Short exercise: Rewrite every line of the listing below as a Markdown table with the columns "Row" and "Entry," numbering the rows in order and skipping blank lines.

Layout region listing:

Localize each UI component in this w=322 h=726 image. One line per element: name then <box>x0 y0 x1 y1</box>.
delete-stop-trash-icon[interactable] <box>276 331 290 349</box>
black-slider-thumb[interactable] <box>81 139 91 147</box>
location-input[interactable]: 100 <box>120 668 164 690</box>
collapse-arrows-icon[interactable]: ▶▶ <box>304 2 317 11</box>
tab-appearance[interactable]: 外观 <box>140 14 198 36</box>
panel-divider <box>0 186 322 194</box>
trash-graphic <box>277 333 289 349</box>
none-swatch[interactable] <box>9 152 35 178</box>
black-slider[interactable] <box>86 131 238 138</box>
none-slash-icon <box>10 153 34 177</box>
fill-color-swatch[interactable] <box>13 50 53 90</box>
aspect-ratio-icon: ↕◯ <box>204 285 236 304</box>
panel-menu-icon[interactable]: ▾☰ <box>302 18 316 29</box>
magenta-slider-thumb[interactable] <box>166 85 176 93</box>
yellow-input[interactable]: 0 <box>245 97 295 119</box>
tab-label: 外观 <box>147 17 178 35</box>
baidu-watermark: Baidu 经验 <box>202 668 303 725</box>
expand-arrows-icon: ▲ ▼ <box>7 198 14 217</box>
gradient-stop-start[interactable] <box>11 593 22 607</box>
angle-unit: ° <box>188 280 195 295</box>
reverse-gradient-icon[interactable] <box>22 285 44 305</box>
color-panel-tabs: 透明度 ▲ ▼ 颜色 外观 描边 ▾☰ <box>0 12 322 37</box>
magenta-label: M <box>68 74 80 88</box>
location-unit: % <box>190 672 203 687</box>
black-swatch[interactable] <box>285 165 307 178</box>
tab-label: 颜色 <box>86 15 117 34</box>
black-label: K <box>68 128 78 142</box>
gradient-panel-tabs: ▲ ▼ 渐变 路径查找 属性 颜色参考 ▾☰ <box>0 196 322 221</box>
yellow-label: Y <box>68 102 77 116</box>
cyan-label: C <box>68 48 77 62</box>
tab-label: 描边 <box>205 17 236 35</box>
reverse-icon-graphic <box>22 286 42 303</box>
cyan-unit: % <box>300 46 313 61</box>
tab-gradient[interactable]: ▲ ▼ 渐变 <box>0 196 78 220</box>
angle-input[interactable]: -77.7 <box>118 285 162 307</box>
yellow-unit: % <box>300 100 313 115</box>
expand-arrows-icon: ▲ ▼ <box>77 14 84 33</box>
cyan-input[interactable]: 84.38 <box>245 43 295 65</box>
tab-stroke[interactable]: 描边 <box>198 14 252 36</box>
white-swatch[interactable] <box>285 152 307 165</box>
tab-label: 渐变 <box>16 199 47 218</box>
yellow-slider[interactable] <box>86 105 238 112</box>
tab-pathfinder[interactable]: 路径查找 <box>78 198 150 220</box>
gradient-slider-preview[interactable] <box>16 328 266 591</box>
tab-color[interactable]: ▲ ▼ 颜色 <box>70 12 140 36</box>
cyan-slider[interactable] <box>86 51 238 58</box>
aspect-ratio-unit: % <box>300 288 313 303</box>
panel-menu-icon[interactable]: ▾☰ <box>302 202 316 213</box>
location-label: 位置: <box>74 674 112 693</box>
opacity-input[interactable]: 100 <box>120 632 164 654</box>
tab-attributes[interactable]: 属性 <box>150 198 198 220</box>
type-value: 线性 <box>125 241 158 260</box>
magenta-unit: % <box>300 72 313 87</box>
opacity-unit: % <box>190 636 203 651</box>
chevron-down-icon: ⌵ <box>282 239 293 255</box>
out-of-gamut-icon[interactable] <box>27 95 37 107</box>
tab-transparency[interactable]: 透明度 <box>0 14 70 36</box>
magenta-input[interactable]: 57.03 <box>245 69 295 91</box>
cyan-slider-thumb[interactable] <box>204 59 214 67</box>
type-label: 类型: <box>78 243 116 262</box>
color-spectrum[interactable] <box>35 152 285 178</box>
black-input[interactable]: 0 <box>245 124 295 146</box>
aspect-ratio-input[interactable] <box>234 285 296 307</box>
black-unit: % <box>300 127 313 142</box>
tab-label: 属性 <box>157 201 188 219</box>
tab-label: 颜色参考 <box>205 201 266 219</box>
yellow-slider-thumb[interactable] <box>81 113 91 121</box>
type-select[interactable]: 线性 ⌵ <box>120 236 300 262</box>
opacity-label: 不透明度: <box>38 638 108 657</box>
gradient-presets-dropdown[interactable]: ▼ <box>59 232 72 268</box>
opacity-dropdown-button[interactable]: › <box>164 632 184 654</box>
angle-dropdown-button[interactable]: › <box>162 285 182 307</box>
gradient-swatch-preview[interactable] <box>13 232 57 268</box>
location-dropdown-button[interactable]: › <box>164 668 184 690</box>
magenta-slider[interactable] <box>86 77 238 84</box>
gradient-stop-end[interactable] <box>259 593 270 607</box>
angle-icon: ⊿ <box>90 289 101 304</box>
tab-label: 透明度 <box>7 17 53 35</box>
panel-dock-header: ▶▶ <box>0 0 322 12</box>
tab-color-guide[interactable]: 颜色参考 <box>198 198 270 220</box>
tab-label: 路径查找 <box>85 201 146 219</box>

Response to the exercise:
| Row | Entry |
|---|---|
| 1 | Localize each UI component in this w=322 h=726 image. One line per element: name then <box>x0 y0 x1 y1</box>. |
| 2 | delete-stop-trash-icon[interactable] <box>276 331 290 349</box> |
| 3 | black-slider-thumb[interactable] <box>81 139 91 147</box> |
| 4 | location-input[interactable]: 100 <box>120 668 164 690</box> |
| 5 | collapse-arrows-icon[interactable]: ▶▶ <box>304 2 317 11</box> |
| 6 | tab-appearance[interactable]: 外观 <box>140 14 198 36</box> |
| 7 | panel-divider <box>0 186 322 194</box> |
| 8 | trash-graphic <box>277 333 289 349</box> |
| 9 | none-swatch[interactable] <box>9 152 35 178</box> |
| 10 | black-slider[interactable] <box>86 131 238 138</box> |
| 11 | none-slash-icon <box>10 153 34 177</box> |
| 12 | fill-color-swatch[interactable] <box>13 50 53 90</box> |
| 13 | aspect-ratio-icon: ↕◯ <box>204 285 236 304</box> |
| 14 | panel-menu-icon[interactable]: ▾☰ <box>302 18 316 29</box> |
| 15 | magenta-slider-thumb[interactable] <box>166 85 176 93</box> |
| 16 | yellow-input[interactable]: 0 <box>245 97 295 119</box> |
| 17 | tab-label: 外观 <box>147 17 178 35</box> |
| 18 | baidu-watermark: Baidu 经验 <box>202 668 303 725</box> |
| 19 | expand-arrows-icon: ▲ ▼ <box>7 198 14 217</box> |
| 20 | gradient-stop-start[interactable] <box>11 593 22 607</box> |
| 21 | angle-unit: ° <box>188 280 195 295</box> |
| 22 | reverse-gradient-icon[interactable] <box>22 285 44 305</box> |
| 23 | color-panel-tabs: 透明度 ▲ ▼ 颜色 外观 描边 ▾☰ <box>0 12 322 37</box> |
| 24 | magenta-label: M <box>68 74 80 88</box> |
| 25 | location-unit: % <box>190 672 203 687</box> |
| 26 | black-swatch[interactable] <box>285 165 307 178</box> |
| 27 | tab-label: 颜色 <box>86 15 117 34</box> |
| 28 | black-label: K <box>68 128 78 142</box> |
| 29 | gradient-panel-tabs: ▲ ▼ 渐变 路径查找 属性 颜色参考 ▾☰ <box>0 196 322 221</box> |
| 30 | yellow-label: Y <box>68 102 77 116</box> |
| 31 | cyan-label: C <box>68 48 77 62</box> |
| 32 | tab-label: 描边 <box>205 17 236 35</box> |
| 33 | reverse-icon-graphic <box>22 286 42 303</box> |
| 34 | cyan-unit: % <box>300 46 313 61</box> |
| 35 | tab-gradient[interactable]: ▲ ▼ 渐变 <box>0 196 78 220</box> |
| 36 | angle-input[interactable]: -77.7 <box>118 285 162 307</box> |
| 37 | yellow-unit: % <box>300 100 313 115</box> |
| 38 | expand-arrows-icon: ▲ ▼ <box>77 14 84 33</box> |
| 39 | cyan-input[interactable]: 84.38 <box>245 43 295 65</box> |
| 40 | tab-stroke[interactable]: 描边 <box>198 14 252 36</box> |
| 41 | white-swatch[interactable] <box>285 152 307 165</box> |
| 42 | tab-label: 渐变 <box>16 199 47 218</box> |
| 43 | yellow-slider[interactable] <box>86 105 238 112</box> |
| 44 | tab-pathfinder[interactable]: 路径查找 <box>78 198 150 220</box> |
| 45 | gradient-slider-preview[interactable] <box>16 328 266 591</box> |
| 46 | tab-color[interactable]: ▲ ▼ 颜色 <box>70 12 140 36</box> |
| 47 | cyan-slider[interactable] <box>86 51 238 58</box> |
| 48 | aspect-ratio-unit: % <box>300 288 313 303</box> |
| 49 | panel-menu-icon[interactable]: ▾☰ <box>302 202 316 213</box> |
| 50 | location-label: 位置: <box>74 674 112 693</box> |
| 51 | opacity-input[interactable]: 100 <box>120 632 164 654</box> |
| 52 | tab-attributes[interactable]: 属性 <box>150 198 198 220</box> |
| 53 | type-value: 线性 <box>125 241 158 260</box> |
| 54 | magenta-unit: % <box>300 72 313 87</box> |
| 55 | opacity-unit: % <box>190 636 203 651</box> |
| 56 | chevron-down-icon: ⌵ <box>282 239 293 255</box> |
| 57 | out-of-gamut-icon[interactable] <box>27 95 37 107</box> |
| 58 | tab-transparency[interactable]: 透明度 <box>0 14 70 36</box> |
| 59 | magenta-input[interactable]: 57.03 <box>245 69 295 91</box> |
| 60 | cyan-slider-thumb[interactable] <box>204 59 214 67</box> |
| 61 | type-label: 类型: <box>78 243 116 262</box> |
| 62 | color-spectrum[interactable] <box>35 152 285 178</box> |
| 63 | black-input[interactable]: 0 <box>245 124 295 146</box> |
| 64 | aspect-ratio-input[interactable] <box>234 285 296 307</box> |
| 65 | black-unit: % <box>300 127 313 142</box> |
| 66 | tab-label: 属性 <box>157 201 188 219</box> |
| 67 | tab-label: 颜色参考 <box>205 201 266 219</box> |
| 68 | yellow-slider-thumb[interactable] <box>81 113 91 121</box> |
| 69 | type-select[interactable]: 线性 ⌵ <box>120 236 300 262</box> |
| 70 | opacity-label: 不透明度: <box>38 638 108 657</box> |
| 71 | gradient-presets-dropdown[interactable]: ▼ <box>59 232 72 268</box> |
| 72 | opacity-dropdown-button[interactable]: › <box>164 632 184 654</box> |
| 73 | angle-dropdown-button[interactable]: › <box>162 285 182 307</box> |
| 74 | gradient-swatch-preview[interactable] <box>13 232 57 268</box> |
| 75 | location-dropdown-button[interactable]: › <box>164 668 184 690</box> |
| 76 | magenta-slider[interactable] <box>86 77 238 84</box> |
| 77 | gradient-stop-end[interactable] <box>259 593 270 607</box> |
| 78 | angle-icon: ⊿ <box>90 289 101 304</box> |
| 79 | tab-label: 透明度 <box>7 17 53 35</box> |
| 80 | panel-dock-header: ▶▶ <box>0 0 322 12</box> |
| 81 | tab-color-guide[interactable]: 颜色参考 <box>198 198 270 220</box> |
| 82 | tab-label: 路径查找 <box>85 201 146 219</box> |